> Input data:
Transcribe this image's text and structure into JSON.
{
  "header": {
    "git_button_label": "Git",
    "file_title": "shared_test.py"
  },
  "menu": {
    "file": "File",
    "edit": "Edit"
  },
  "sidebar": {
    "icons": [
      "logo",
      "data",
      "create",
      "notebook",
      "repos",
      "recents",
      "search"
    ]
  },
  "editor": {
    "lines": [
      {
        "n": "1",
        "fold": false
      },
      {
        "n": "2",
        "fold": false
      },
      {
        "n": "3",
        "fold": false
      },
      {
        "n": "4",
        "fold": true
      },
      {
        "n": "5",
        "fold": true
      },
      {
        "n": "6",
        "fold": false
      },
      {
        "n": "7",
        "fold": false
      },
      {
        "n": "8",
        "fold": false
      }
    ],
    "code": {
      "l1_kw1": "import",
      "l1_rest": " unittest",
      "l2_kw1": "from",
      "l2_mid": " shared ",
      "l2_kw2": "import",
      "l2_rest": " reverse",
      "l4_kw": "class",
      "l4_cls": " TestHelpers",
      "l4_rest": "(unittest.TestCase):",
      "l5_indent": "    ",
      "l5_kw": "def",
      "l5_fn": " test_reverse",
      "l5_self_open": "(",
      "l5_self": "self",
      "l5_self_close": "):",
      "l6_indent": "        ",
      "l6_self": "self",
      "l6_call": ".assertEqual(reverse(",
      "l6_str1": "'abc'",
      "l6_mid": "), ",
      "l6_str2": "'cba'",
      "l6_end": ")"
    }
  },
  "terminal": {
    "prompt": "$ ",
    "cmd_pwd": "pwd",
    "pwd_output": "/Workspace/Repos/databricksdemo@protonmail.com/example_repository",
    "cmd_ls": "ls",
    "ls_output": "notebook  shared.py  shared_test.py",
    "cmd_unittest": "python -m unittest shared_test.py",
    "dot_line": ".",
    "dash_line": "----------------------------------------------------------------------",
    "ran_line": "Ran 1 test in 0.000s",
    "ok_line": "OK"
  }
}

> What the task requires: Find each line holding the string "notebook" and copy it out.

> Result for this exercise:
      "notebook",
    "ls_output": "notebook  shared.py  shared_test.py",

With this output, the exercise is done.